# Start of Material provided

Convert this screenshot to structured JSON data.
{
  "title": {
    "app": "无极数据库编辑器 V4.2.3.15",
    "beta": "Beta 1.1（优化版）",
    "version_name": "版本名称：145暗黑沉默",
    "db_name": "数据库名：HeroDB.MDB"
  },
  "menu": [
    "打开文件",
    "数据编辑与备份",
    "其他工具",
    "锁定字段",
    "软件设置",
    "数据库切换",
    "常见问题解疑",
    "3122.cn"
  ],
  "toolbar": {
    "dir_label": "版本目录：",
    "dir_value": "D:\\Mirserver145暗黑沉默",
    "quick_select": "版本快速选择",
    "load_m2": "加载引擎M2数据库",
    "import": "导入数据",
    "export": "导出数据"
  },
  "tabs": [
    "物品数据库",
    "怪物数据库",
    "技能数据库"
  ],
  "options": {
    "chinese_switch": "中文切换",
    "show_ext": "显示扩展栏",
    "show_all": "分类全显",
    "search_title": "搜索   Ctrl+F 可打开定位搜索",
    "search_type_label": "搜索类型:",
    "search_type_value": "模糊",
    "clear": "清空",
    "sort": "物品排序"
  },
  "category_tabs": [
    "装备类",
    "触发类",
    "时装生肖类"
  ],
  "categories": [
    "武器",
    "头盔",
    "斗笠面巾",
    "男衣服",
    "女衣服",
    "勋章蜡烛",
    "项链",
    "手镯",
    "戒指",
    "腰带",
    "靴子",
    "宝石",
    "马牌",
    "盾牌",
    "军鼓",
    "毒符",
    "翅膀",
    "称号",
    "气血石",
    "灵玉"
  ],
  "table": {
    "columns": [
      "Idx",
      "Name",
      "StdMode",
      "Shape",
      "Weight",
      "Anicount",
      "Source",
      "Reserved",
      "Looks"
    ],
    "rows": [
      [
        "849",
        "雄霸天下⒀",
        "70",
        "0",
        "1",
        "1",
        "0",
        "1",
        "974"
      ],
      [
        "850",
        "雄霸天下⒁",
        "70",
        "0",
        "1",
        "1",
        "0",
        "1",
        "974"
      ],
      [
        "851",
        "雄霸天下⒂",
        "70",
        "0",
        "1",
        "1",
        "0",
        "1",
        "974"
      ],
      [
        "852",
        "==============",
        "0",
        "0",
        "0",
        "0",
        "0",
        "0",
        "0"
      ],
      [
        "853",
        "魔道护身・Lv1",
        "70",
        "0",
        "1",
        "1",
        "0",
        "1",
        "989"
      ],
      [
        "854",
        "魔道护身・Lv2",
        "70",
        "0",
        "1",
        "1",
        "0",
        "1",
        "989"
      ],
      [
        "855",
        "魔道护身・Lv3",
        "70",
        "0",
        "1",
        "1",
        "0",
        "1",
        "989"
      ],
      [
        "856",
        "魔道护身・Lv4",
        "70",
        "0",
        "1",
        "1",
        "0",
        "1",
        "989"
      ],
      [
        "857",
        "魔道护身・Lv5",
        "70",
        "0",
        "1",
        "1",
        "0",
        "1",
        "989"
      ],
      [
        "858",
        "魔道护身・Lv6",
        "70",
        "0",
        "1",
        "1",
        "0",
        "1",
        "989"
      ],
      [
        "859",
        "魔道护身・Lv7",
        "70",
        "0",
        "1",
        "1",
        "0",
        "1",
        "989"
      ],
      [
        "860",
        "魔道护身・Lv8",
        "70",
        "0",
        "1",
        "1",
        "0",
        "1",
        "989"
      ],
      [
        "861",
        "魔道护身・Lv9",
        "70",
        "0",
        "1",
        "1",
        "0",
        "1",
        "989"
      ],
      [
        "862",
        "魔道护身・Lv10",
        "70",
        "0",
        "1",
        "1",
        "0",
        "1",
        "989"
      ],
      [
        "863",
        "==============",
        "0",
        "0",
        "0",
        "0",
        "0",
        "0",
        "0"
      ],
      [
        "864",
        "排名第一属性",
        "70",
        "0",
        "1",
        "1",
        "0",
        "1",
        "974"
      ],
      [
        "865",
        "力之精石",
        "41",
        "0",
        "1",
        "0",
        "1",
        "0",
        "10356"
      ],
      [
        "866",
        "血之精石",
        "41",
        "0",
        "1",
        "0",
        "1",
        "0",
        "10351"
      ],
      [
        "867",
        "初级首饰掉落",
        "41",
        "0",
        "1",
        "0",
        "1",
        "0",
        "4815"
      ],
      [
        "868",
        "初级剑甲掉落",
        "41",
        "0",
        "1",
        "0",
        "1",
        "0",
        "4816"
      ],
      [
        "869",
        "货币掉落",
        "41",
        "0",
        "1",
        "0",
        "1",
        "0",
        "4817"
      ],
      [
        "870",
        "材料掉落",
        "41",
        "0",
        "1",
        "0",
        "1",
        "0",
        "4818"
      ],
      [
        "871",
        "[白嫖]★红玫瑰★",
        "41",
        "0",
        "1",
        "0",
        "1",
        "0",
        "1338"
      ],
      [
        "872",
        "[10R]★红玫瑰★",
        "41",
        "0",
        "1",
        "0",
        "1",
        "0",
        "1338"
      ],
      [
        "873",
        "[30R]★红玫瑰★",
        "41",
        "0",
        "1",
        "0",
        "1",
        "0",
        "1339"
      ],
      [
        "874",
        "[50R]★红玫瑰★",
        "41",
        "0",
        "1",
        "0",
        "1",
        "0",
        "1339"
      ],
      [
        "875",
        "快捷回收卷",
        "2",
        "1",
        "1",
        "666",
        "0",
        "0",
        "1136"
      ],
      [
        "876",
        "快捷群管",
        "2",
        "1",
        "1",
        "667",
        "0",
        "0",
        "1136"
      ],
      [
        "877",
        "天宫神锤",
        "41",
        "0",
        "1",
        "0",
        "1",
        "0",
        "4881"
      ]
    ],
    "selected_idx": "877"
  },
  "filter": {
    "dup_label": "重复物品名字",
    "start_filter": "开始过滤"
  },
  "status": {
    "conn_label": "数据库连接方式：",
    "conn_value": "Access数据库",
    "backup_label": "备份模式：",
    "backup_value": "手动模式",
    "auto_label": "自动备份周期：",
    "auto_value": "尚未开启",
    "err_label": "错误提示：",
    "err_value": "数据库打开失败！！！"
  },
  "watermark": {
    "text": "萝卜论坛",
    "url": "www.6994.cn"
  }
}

# End of Material provided

_Work to be completed_
Nothing may be left out: return each entry exactly as it reads.

_Exercise result_
Convert this screenshot to structured JSON data.
{
  "title": {
    "app": "无极数据库编辑器 V4.2.3.15",
    "beta": "Beta 1.1（优化版）",
    "version_name": "版本名称：145暗黑沉默",
    "db_name": "数据库名：HeroDB.MDB"
  },
  "menu": [
    "打开文件",
    "数据编辑与备份",
    "其他工具",
    "锁定字段",
    "软件设置",
    "数据库切换",
    "常见问题解疑",
    "3122.cn"
  ],
  "toolbar": {
    "dir_label": "版本目录：",
    "dir_value": "D:\\Mirserver145暗黑沉默",
    "quick_select": "版本快速选择",
    "load_m2": "加载引擎M2数据库",
    "import": "导入数据",
    "export": "导出数据"
  },
  "tabs": [
    "物品数据库",
    "怪物数据库",
    "技能数据库"
  ],
  "options": {
    "chinese_switch": "中文切换",
    "show_ext": "显示扩展栏",
    "show_all": "分类全显",
    "search_title": "搜索   Ctrl+F 可打开定位搜索",
    "search_type_label": "搜索类型:",
    "search_type_value": "模糊",
    "clear": "清空",
    "sort": "物品排序"
  },
  "category_tabs": [
    "装备类",
    "触发类",
    "时装生肖类"
  ],
  "categories": [
    "武器",
    "头盔",
    "斗笠面巾",
    "男衣服",
    "女衣服",
    "勋章蜡烛",
    "项链",
    "手镯",
    "戒指",
    "腰带",
    "靴子",
    "宝石",
    "马牌",
    "盾牌",
    "军鼓",
    "毒符",
    "翅膀",
    "称号",
    "气血石",
    "灵玉"
  ],
  "table": {
    "columns": [
      "Idx",
      "Name",
      "StdMode",
      "Shape",
      "Weight",
      "Anicount",
      "Source",
      "Reserved",
      "Looks"
    ],
    "rows": [
      [
        "849",
        "雄霸天下⒀",
        "70",
        "0",
        "1",
        "1",
        "0",
        "1",
        "974"
      ],
      [
        "850",
        "雄霸天下⒁",
        "70",
        "0",
        "1",
        "1",
        "0",
        "1",
        "974"
      ],
      [
        "851",
        "雄霸天下⒂",
        "70",
        "0",
        "1",
        "1",
        "0",
        "1",
        "974"
      ],
      [
        "852",
        "==============",
        "0",
        "0",
        "0",
        "0",
        "0",
        "0",
        "0"
      ],
      [
        "853",
        "魔道护身・Lv1",
        "70",
        "0",
        "1",
        "1",
        "0",
        "1",
        "989"
      ],
      [
        "854",
        "魔道护身・Lv2",
        "70",
        "0",
        "1",
        "1",
        "0",
        "1",
        "989"
      ],
      [
        "855",
        "魔道护身・Lv3",
        "70",
        "0",
        "1",
        "1",
        "0",
        "1",
        "989"
      ],
      [
        "856",
        "魔道护身・Lv4",
        "70",
        "0",
        "1",
        "1",
        "0",
        "1",
        "989"
      ],
      [
        "857",
        "魔道护身・Lv5",
        "70",
        "0",
        "1",
        "1",
        "0",
        "1",
        "989"
      ],
      [
        "858",
        "魔道护身・Lv6",
        "70",
        "0",
        "1",
        "1",
        "0",
        "1",
        "989"
      ],
      [
        "859",
        "魔道护身・Lv7",
        "70",
        "0",
        "1",
        "1",
        "0",
        "1",
        "989"
      ],
      [
        "860",
        "魔道护身・Lv8",
        "70",
        "0",
        "1",
        "1",
        "0",
        "1",
        "989"
      ],
      [
        "861",
        "魔道护身・Lv9",
        "70",
        "0",
        "1",
        "1",
        "0",
        "1",
        "989"
      ],
      [
        "862",
        "魔道护身・Lv10",
        "70",
        "0",
        "1",
        "1",
        "0",
        "1",
        "989"
      ],
      [
        "863",
        "==============",
        "0",
        "0",
        "0",
        "0",
        "0",
        "0",
        "0"
      ],
      [
        "864",
        "排名第一属性",
        "70",
        "0",
        "1",
        "1",
        "0",
        "1",
        "974"
      ],
      [
        "865",
        "力之精石",
        "41",
        "0",
        "1",
        "0",
        "1",
        "0",
        "10356"
      ],
      [
        "866",
        "血之精石",
        "41",
        "0",
        "1",
        "0",
        "1",
        "0",
        "10351"
      ],
      [
        "867",
        "初级首饰掉落",
        "41",
        "0",
        "1",
        "0",
        "1",
        "0",
        "4815"
      ],
      [
        "868",
        "初级剑甲掉落",
        "41",
        "0",
        "1",
        "0",
        "1",
        "0",
        "4816"
      ],
      [
        "869",
        "货币掉落",
        "41",
        "0",
        "1",
        "0",
        "1",
        "0",
        "4817"
      ],
      [
        "870",
        "材料掉落",
        "41",
        "0",
        "1",
        "0",
        "1",
        "0",
        "4818"
      ],
      [
        "871",
        "[白嫖]★红玫瑰★",
        "41",
        "0",
        "1",
        "0",
        "1",
        "0",
        "1338"
      ],
      [
        "872",
        "[10R]★红玫瑰★",
        "41",
        "0",
        "1",
        "0",
        "1",
        "0",
        "1338"
      ],
      [
        "873",
        "[30R]★红玫瑰★",
        "41",
        "0",
        "1",
        "0",
        "1",
        "0",
        "1339"
      ],
      [
        "874",
        "[50R]★红玫瑰★",
        "41",
        "0",
        "1",
        "0",
        "1",
        "0",
        "1339"
      ],
      [
        "875",
        "快捷回收卷",
        "2",
        "1",
        "1",
        "666",
        "0",
        "0",
        "1136"
      ],
      [
        "876",
        "快捷群管",
        "2",
        "1",
        "1",
        "667",
        "0",
        "0",
        "1136"
      ],
      [
        "877",
        "天宫神锤",
        "41",
        "0",
        "1",
        "0",
        "1",
        "0",
        "4881"
      ]
    ],
    "selected_idx": "877"
  },
  "filter": {
    "dup_label": "重复物品名字",
    "start_filter": "开始过滤"
  },
  "status": {
    "conn_label": "数据库连接方式：",
    "conn_value": "Access数据库",
    "backup_label": "备份模式：",
    "backup_value": "手动模式",
    "auto_label": "自动备份周期：",
    "auto_value": "尚未开启",
    "err_label": "错误提示：",
    "err_value": "数据库打开失败！！！"
  },
  "watermark": {
    "text": "萝卜论坛",
    "url": "www.6994.cn"
  }
}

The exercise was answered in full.